Exercise task:
Each line that holds the string "this" counts once; say how many such lines there are and add nothing.
Begin Material for the task
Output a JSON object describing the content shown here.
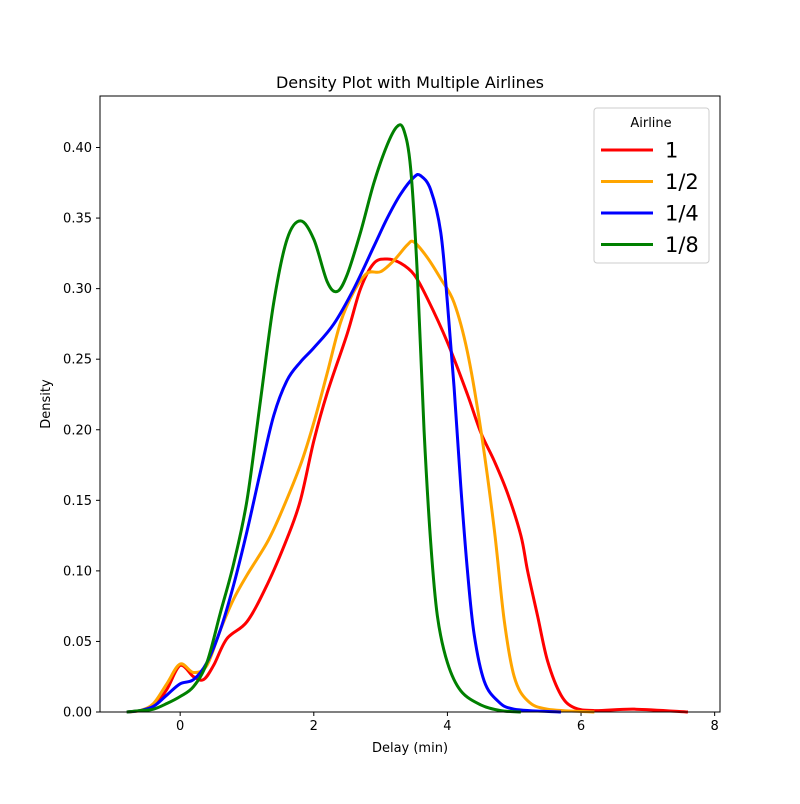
{
  "chart_data": {
    "type": "line",
    "title": "Density Plot with Multiple Airlines",
    "xlabel": "Delay (min)",
    "ylabel": "Density",
    "xlim": [
      -1.2,
      8.08
    ],
    "ylim": [
      0,
      0.4365
    ],
    "x_ticks": [
      0,
      2,
      4,
      6,
      8
    ],
    "x_tick_labels": [
      "0",
      "2",
      "4",
      "6",
      "8"
    ],
    "y_ticks": [
      0,
      0.05,
      0.1,
      0.15,
      0.2,
      0.25,
      0.3,
      0.35,
      0.4
    ],
    "y_tick_labels": [
      "0.00",
      "0.05",
      "0.10",
      "0.15",
      "0.20",
      "0.25",
      "0.30",
      "0.35",
      "0.40"
    ],
    "grid": false,
    "legend": {
      "title": "Airline",
      "placement": "top-right"
    },
    "series": [
      {
        "name": "1",
        "color": "#ff0000",
        "points": [
          [
            -0.8,
            0.0
          ],
          [
            -0.6,
            0.001
          ],
          [
            -0.4,
            0.004
          ],
          [
            -0.2,
            0.016
          ],
          [
            0.0,
            0.033
          ],
          [
            0.2,
            0.025
          ],
          [
            0.35,
            0.023
          ],
          [
            0.5,
            0.033
          ],
          [
            0.7,
            0.052
          ],
          [
            1.0,
            0.064
          ],
          [
            1.3,
            0.09
          ],
          [
            1.6,
            0.123
          ],
          [
            1.8,
            0.15
          ],
          [
            2.0,
            0.192
          ],
          [
            2.2,
            0.226
          ],
          [
            2.5,
            0.268
          ],
          [
            2.7,
            0.3
          ],
          [
            2.9,
            0.318
          ],
          [
            3.1,
            0.321
          ],
          [
            3.3,
            0.318
          ],
          [
            3.5,
            0.31
          ],
          [
            3.7,
            0.293
          ],
          [
            4.0,
            0.262
          ],
          [
            4.3,
            0.225
          ],
          [
            4.5,
            0.198
          ],
          [
            4.7,
            0.178
          ],
          [
            4.9,
            0.155
          ],
          [
            5.1,
            0.125
          ],
          [
            5.2,
            0.1
          ],
          [
            5.35,
            0.068
          ],
          [
            5.5,
            0.036
          ],
          [
            5.7,
            0.012
          ],
          [
            5.9,
            0.003
          ],
          [
            6.2,
            0.001
          ],
          [
            6.8,
            0.002
          ],
          [
            7.6,
            0.0
          ]
        ]
      },
      {
        "name": "1/2",
        "color": "#ffa500",
        "points": [
          [
            -0.8,
            0.0
          ],
          [
            -0.6,
            0.001
          ],
          [
            -0.4,
            0.006
          ],
          [
            -0.2,
            0.02
          ],
          [
            0.0,
            0.034
          ],
          [
            0.2,
            0.028
          ],
          [
            0.4,
            0.033
          ],
          [
            0.6,
            0.058
          ],
          [
            0.8,
            0.08
          ],
          [
            1.0,
            0.097
          ],
          [
            1.3,
            0.12
          ],
          [
            1.5,
            0.14
          ],
          [
            1.8,
            0.175
          ],
          [
            2.0,
            0.205
          ],
          [
            2.2,
            0.24
          ],
          [
            2.4,
            0.276
          ],
          [
            2.6,
            0.298
          ],
          [
            2.8,
            0.311
          ],
          [
            3.0,
            0.312
          ],
          [
            3.2,
            0.32
          ],
          [
            3.4,
            0.331
          ],
          [
            3.5,
            0.333
          ],
          [
            3.7,
            0.322
          ],
          [
            3.9,
            0.307
          ],
          [
            4.1,
            0.29
          ],
          [
            4.3,
            0.255
          ],
          [
            4.5,
            0.2
          ],
          [
            4.7,
            0.13
          ],
          [
            4.85,
            0.065
          ],
          [
            5.0,
            0.025
          ],
          [
            5.2,
            0.008
          ],
          [
            5.5,
            0.002
          ],
          [
            6.2,
            0.0
          ]
        ]
      },
      {
        "name": "1/4",
        "color": "#0000ff",
        "points": [
          [
            -0.8,
            0.0
          ],
          [
            -0.6,
            0.001
          ],
          [
            -0.4,
            0.004
          ],
          [
            -0.2,
            0.012
          ],
          [
            0.0,
            0.02
          ],
          [
            0.2,
            0.023
          ],
          [
            0.4,
            0.035
          ],
          [
            0.6,
            0.058
          ],
          [
            0.8,
            0.09
          ],
          [
            1.0,
            0.128
          ],
          [
            1.2,
            0.17
          ],
          [
            1.4,
            0.21
          ],
          [
            1.6,
            0.235
          ],
          [
            1.8,
            0.248
          ],
          [
            2.0,
            0.258
          ],
          [
            2.3,
            0.275
          ],
          [
            2.6,
            0.3
          ],
          [
            2.9,
            0.33
          ],
          [
            3.1,
            0.35
          ],
          [
            3.3,
            0.367
          ],
          [
            3.5,
            0.379
          ],
          [
            3.6,
            0.38
          ],
          [
            3.75,
            0.37
          ],
          [
            3.9,
            0.34
          ],
          [
            4.0,
            0.29
          ],
          [
            4.1,
            0.23
          ],
          [
            4.2,
            0.16
          ],
          [
            4.3,
            0.1
          ],
          [
            4.4,
            0.055
          ],
          [
            4.55,
            0.022
          ],
          [
            4.75,
            0.008
          ],
          [
            5.0,
            0.002
          ],
          [
            5.7,
            0.0
          ]
        ]
      },
      {
        "name": "1/8",
        "color": "#008000",
        "points": [
          [
            -0.8,
            0.0
          ],
          [
            -0.6,
            0.001
          ],
          [
            -0.4,
            0.002
          ],
          [
            -0.2,
            0.006
          ],
          [
            0.0,
            0.011
          ],
          [
            0.2,
            0.018
          ],
          [
            0.4,
            0.035
          ],
          [
            0.6,
            0.07
          ],
          [
            0.8,
            0.105
          ],
          [
            1.0,
            0.15
          ],
          [
            1.2,
            0.22
          ],
          [
            1.4,
            0.29
          ],
          [
            1.6,
            0.335
          ],
          [
            1.8,
            0.348
          ],
          [
            2.0,
            0.335
          ],
          [
            2.2,
            0.305
          ],
          [
            2.35,
            0.298
          ],
          [
            2.5,
            0.31
          ],
          [
            2.7,
            0.34
          ],
          [
            2.9,
            0.375
          ],
          [
            3.1,
            0.402
          ],
          [
            3.25,
            0.415
          ],
          [
            3.35,
            0.412
          ],
          [
            3.45,
            0.385
          ],
          [
            3.55,
            0.31
          ],
          [
            3.65,
            0.2
          ],
          [
            3.75,
            0.12
          ],
          [
            3.85,
            0.068
          ],
          [
            4.0,
            0.035
          ],
          [
            4.2,
            0.015
          ],
          [
            4.5,
            0.005
          ],
          [
            4.8,
            0.001
          ],
          [
            5.1,
            0.0
          ]
        ]
      }
    ]
  }
}
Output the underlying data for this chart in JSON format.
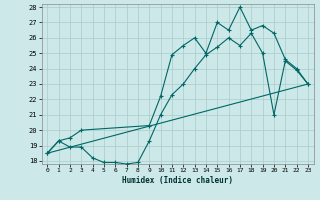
{
  "title": "",
  "xlabel": "Humidex (Indice chaleur)",
  "bg_color": "#cce8e8",
  "grid_color": "#aacccc",
  "line_color": "#006666",
  "xlim": [
    -0.5,
    23.5
  ],
  "ylim": [
    17.8,
    28.2
  ],
  "xticks": [
    0,
    1,
    2,
    3,
    4,
    5,
    6,
    7,
    8,
    9,
    10,
    11,
    12,
    13,
    14,
    15,
    16,
    17,
    18,
    19,
    20,
    21,
    22,
    23
  ],
  "yticks": [
    18,
    19,
    20,
    21,
    22,
    23,
    24,
    25,
    26,
    27,
    28
  ],
  "line1_x": [
    0,
    1,
    2,
    3,
    4,
    5,
    6,
    7,
    8,
    9,
    10,
    11,
    12,
    13,
    14,
    15,
    16,
    17,
    18,
    19,
    20,
    21,
    22,
    23
  ],
  "line1_y": [
    18.5,
    19.3,
    18.9,
    18.9,
    18.2,
    17.9,
    17.9,
    17.8,
    17.9,
    19.3,
    21.0,
    22.3,
    23.0,
    24.0,
    24.9,
    25.4,
    26.0,
    25.5,
    26.3,
    25.0,
    21.0,
    24.5,
    23.9,
    23.0
  ],
  "line2_x": [
    0,
    1,
    2,
    3,
    9,
    10,
    11,
    12,
    13,
    14,
    15,
    16,
    17,
    18,
    19,
    20,
    21,
    22,
    23
  ],
  "line2_y": [
    18.5,
    19.3,
    19.5,
    20.0,
    20.3,
    22.2,
    24.9,
    25.5,
    26.0,
    25.0,
    27.0,
    26.5,
    28.0,
    26.5,
    26.8,
    26.3,
    24.6,
    24.0,
    23.0
  ],
  "line3_x": [
    0,
    23
  ],
  "line3_y": [
    18.5,
    23.0
  ]
}
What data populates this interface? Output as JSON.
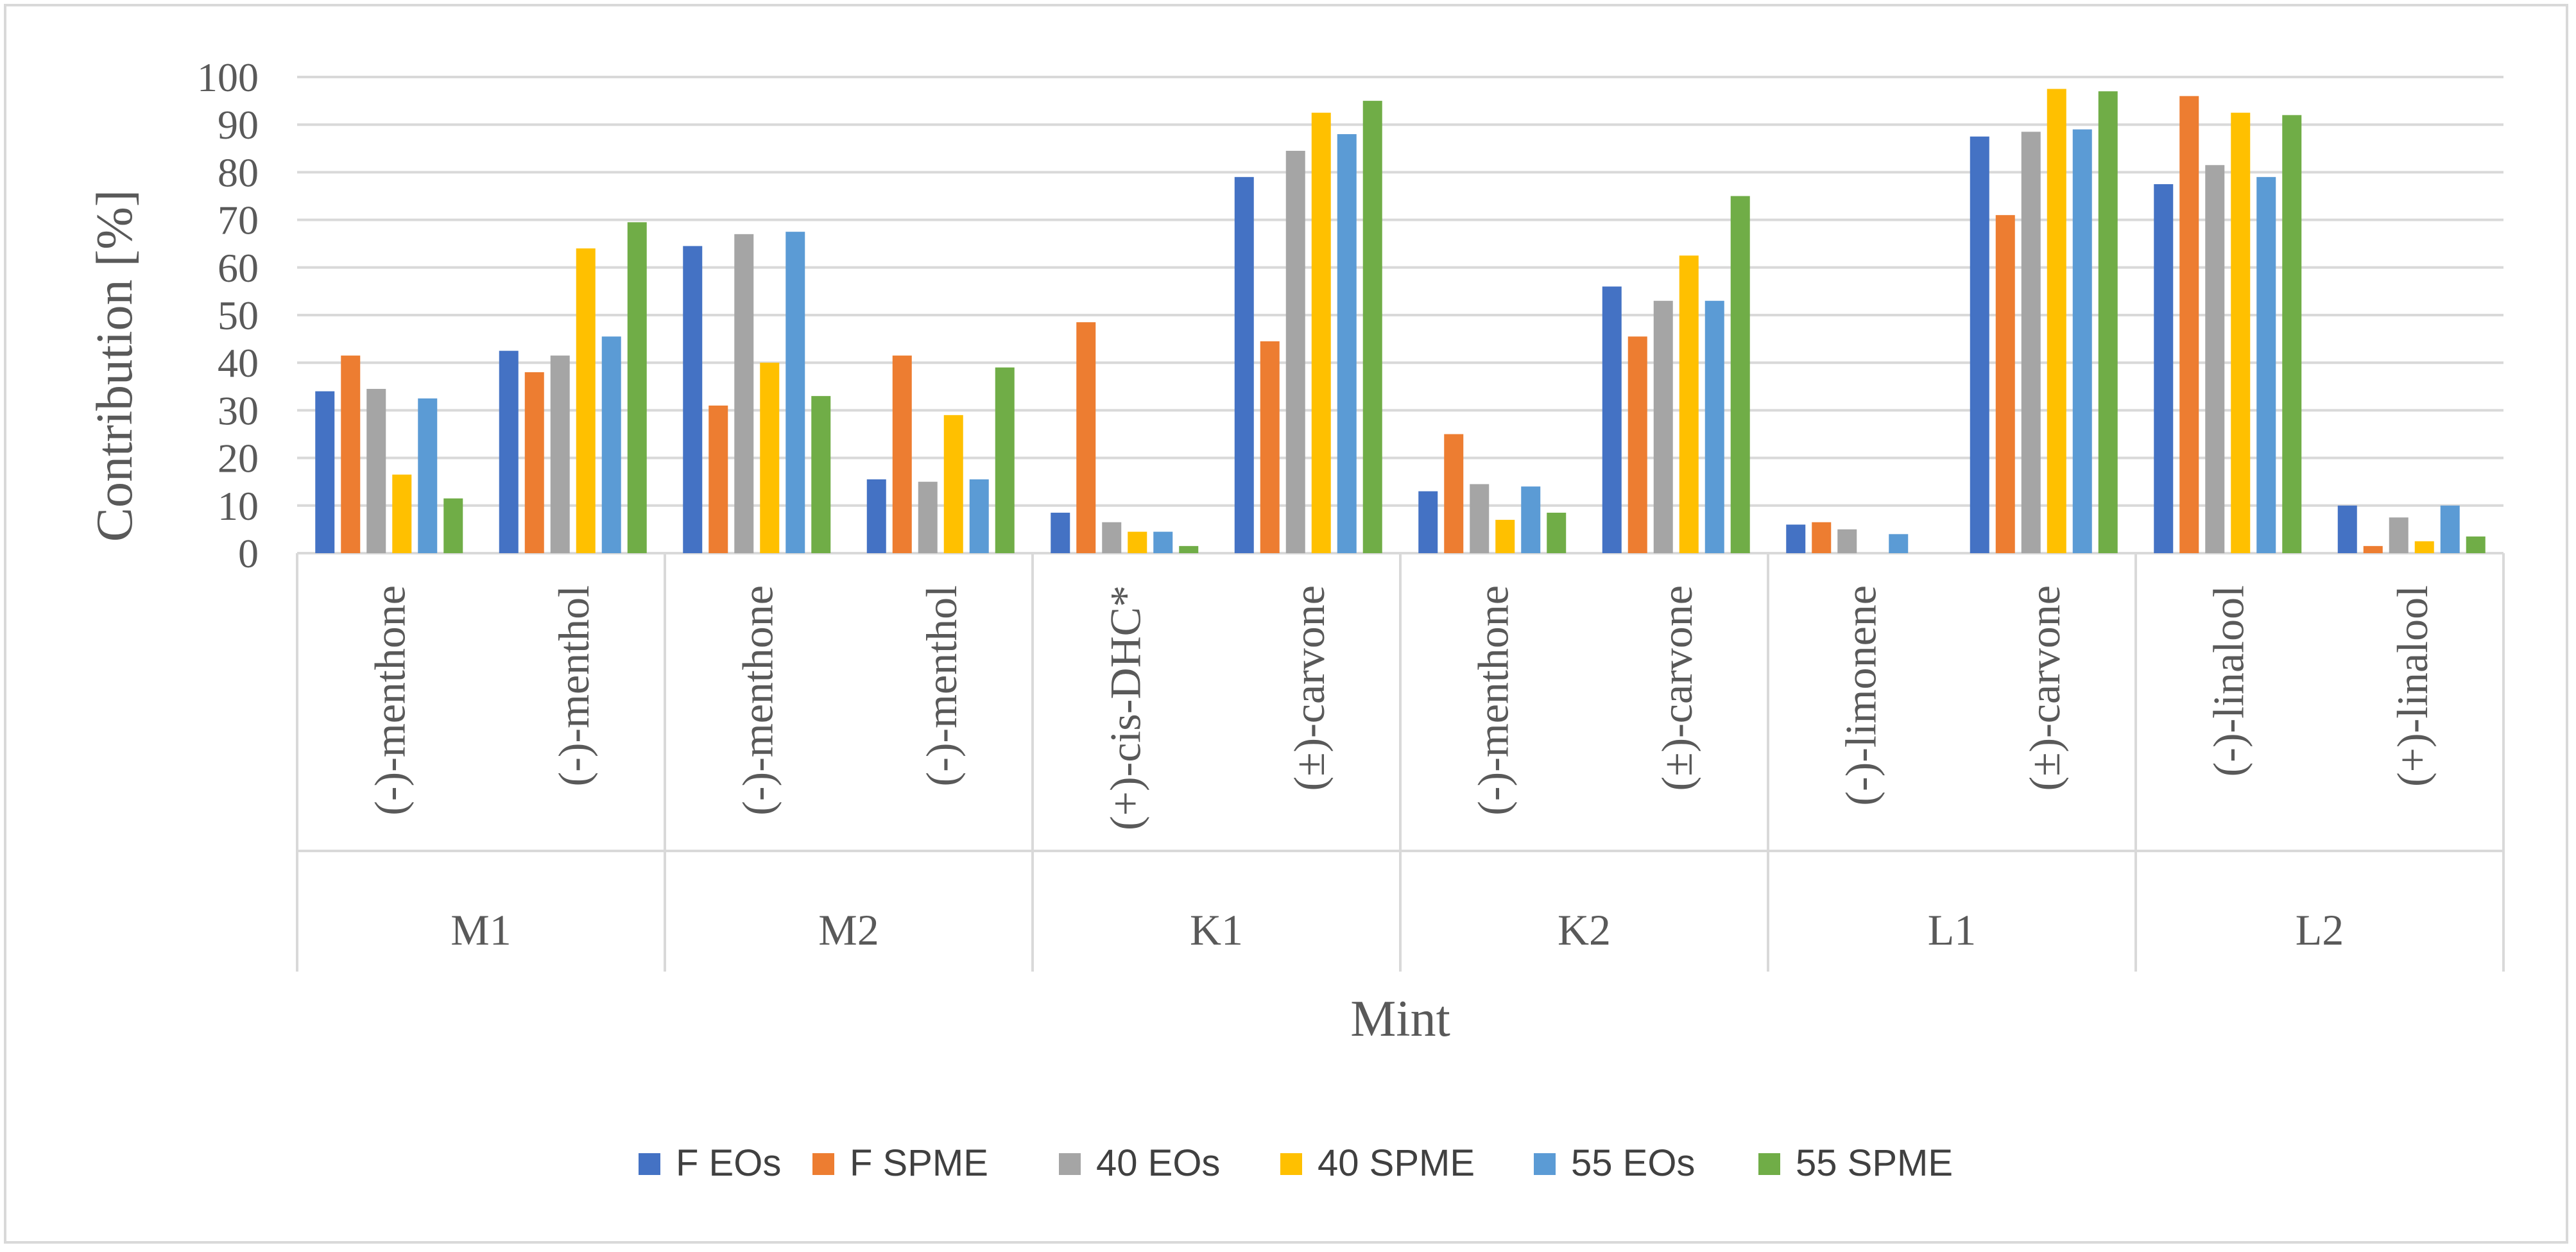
{
  "chart_data": {
    "type": "bar",
    "title": "",
    "xlabel": "Mint",
    "ylabel": "Contribution [%]",
    "ylim": [
      0,
      100
    ],
    "yticks": [
      0,
      10,
      20,
      30,
      40,
      50,
      60,
      70,
      80,
      90,
      100
    ],
    "grid": true,
    "legend_position": "bottom",
    "groups": [
      {
        "label": "M1",
        "categories": [
          "(-)-menthone",
          "(-)-menthol"
        ]
      },
      {
        "label": "M2",
        "categories": [
          "(-)-menthone",
          "(-)-menthol"
        ]
      },
      {
        "label": "K1",
        "categories": [
          "(+)-cis-DHC*",
          "(±)-carvone"
        ]
      },
      {
        "label": "K2",
        "categories": [
          "(-)-menthone",
          "(±)-carvone"
        ]
      },
      {
        "label": "L1",
        "categories": [
          "(-)-limonene",
          "(±)-carvone"
        ]
      },
      {
        "label": "L2",
        "categories": [
          "(-)-linalool",
          "(+)-linalool"
        ]
      }
    ],
    "series": [
      {
        "name": "F EOs",
        "color": "#4472C4",
        "values": [
          34,
          42.5,
          64.5,
          15.5,
          8.5,
          79,
          13,
          56,
          6,
          87.5,
          77.5,
          10
        ]
      },
      {
        "name": "F SPME",
        "color": "#ED7D31",
        "values": [
          41.5,
          38,
          31,
          41.5,
          48.5,
          44.5,
          25,
          45.5,
          6.5,
          71,
          96,
          1.5
        ]
      },
      {
        "name": "40 EOs",
        "color": "#A5A5A5",
        "values": [
          34.5,
          41.5,
          67,
          15,
          6.5,
          84.5,
          14.5,
          53,
          5,
          88.5,
          81.5,
          7.5
        ]
      },
      {
        "name": "40 SPME",
        "color": "#FFC000",
        "values": [
          16.5,
          64,
          40,
          29,
          4.5,
          92.5,
          7,
          62.5,
          0,
          97.5,
          92.5,
          2.5
        ]
      },
      {
        "name": "55 EOs",
        "color": "#5B9BD5",
        "values": [
          32.5,
          45.5,
          67.5,
          15.5,
          4.5,
          88,
          14,
          53,
          4,
          89,
          79,
          10
        ]
      },
      {
        "name": "55 SPME",
        "color": "#70AD47",
        "values": [
          11.5,
          69.5,
          33,
          39,
          1.5,
          95,
          8.5,
          75,
          0,
          97,
          92,
          3.5
        ]
      }
    ]
  },
  "colors": {
    "grid": "#d9d9d9",
    "axis_text": "#595959",
    "legend_text": "#404040"
  }
}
End Material for the task
Reply:
2